[WHAT THE TASK ASKS]: The records below must be transcribed exactly. Do not include the pictures.

☆ ☆ ☆ ☆ ☆ ☆ ☆

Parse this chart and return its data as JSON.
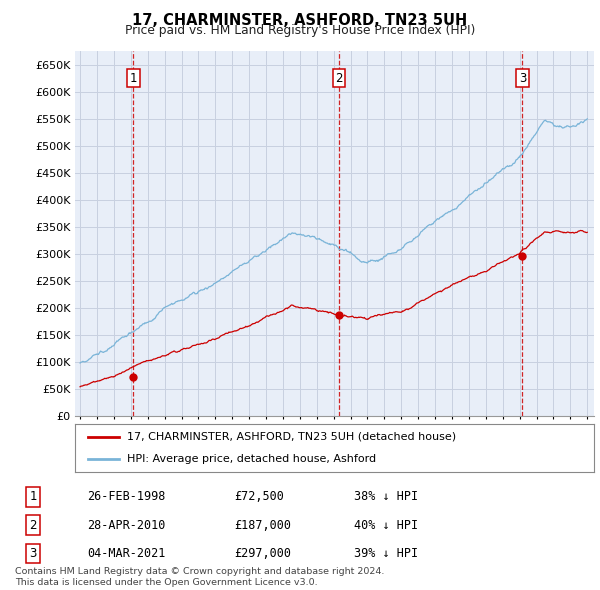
{
  "title": "17, CHARMINSTER, ASHFORD, TN23 5UH",
  "subtitle": "Price paid vs. HM Land Registry's House Price Index (HPI)",
  "hpi_color": "#7ab4d8",
  "price_color": "#cc0000",
  "vline_color": "#cc0000",
  "grid_color": "#c8d0e0",
  "bg_color": "#e8eef8",
  "transactions": [
    {
      "num": 1,
      "date_label": "26-FEB-1998",
      "date_year": 1998.14,
      "price": 72500,
      "pct": "38%"
    },
    {
      "num": 2,
      "date_label": "28-APR-2010",
      "date_year": 2010.32,
      "price": 187000,
      "pct": "40%"
    },
    {
      "num": 3,
      "date_label": "04-MAR-2021",
      "date_year": 2021.17,
      "price": 297000,
      "pct": "39%"
    }
  ],
  "legend_line1": "17, CHARMINSTER, ASHFORD, TN23 5UH (detached house)",
  "legend_line2": "HPI: Average price, detached house, Ashford",
  "footnote1": "Contains HM Land Registry data © Crown copyright and database right 2024.",
  "footnote2": "This data is licensed under the Open Government Licence v3.0.",
  "ytick_vals": [
    0,
    50000,
    100000,
    150000,
    200000,
    250000,
    300000,
    350000,
    400000,
    450000,
    500000,
    550000,
    600000,
    650000
  ],
  "ytick_labels": [
    "£0",
    "£50K",
    "£100K",
    "£150K",
    "£200K",
    "£250K",
    "£300K",
    "£350K",
    "£400K",
    "£450K",
    "£500K",
    "£550K",
    "£600K",
    "£650K"
  ],
  "ylim": [
    0,
    675000
  ],
  "xlim_min": 1994.7,
  "xlim_max": 2025.4
}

☆ ☆ ☆ ☆ ☆ ☆ ☆

[RESULT FOR THIS TASK]:
Parse this chart and return its data as JSON.
{
  "title": "17, CHARMINSTER, ASHFORD, TN23 5UH",
  "subtitle": "Price paid vs. HM Land Registry's House Price Index (HPI)",
  "hpi_color": "#7ab4d8",
  "price_color": "#cc0000",
  "vline_color": "#cc0000",
  "grid_color": "#c8d0e0",
  "bg_color": "#e8eef8",
  "transactions": [
    {
      "num": 1,
      "date_label": "26-FEB-1998",
      "date_year": 1998.14,
      "price": 72500,
      "pct": "38%"
    },
    {
      "num": 2,
      "date_label": "28-APR-2010",
      "date_year": 2010.32,
      "price": 187000,
      "pct": "40%"
    },
    {
      "num": 3,
      "date_label": "04-MAR-2021",
      "date_year": 2021.17,
      "price": 297000,
      "pct": "39%"
    }
  ],
  "legend_line1": "17, CHARMINSTER, ASHFORD, TN23 5UH (detached house)",
  "legend_line2": "HPI: Average price, detached house, Ashford",
  "footnote1": "Contains HM Land Registry data © Crown copyright and database right 2024.",
  "footnote2": "This data is licensed under the Open Government Licence v3.0.",
  "ytick_vals": [
    0,
    50000,
    100000,
    150000,
    200000,
    250000,
    300000,
    350000,
    400000,
    450000,
    500000,
    550000,
    600000,
    650000
  ],
  "ytick_labels": [
    "£0",
    "£50K",
    "£100K",
    "£150K",
    "£200K",
    "£250K",
    "£300K",
    "£350K",
    "£400K",
    "£450K",
    "£500K",
    "£550K",
    "£600K",
    "£650K"
  ],
  "ylim": [
    0,
    675000
  ],
  "xlim_min": 1994.7,
  "xlim_max": 2025.4
}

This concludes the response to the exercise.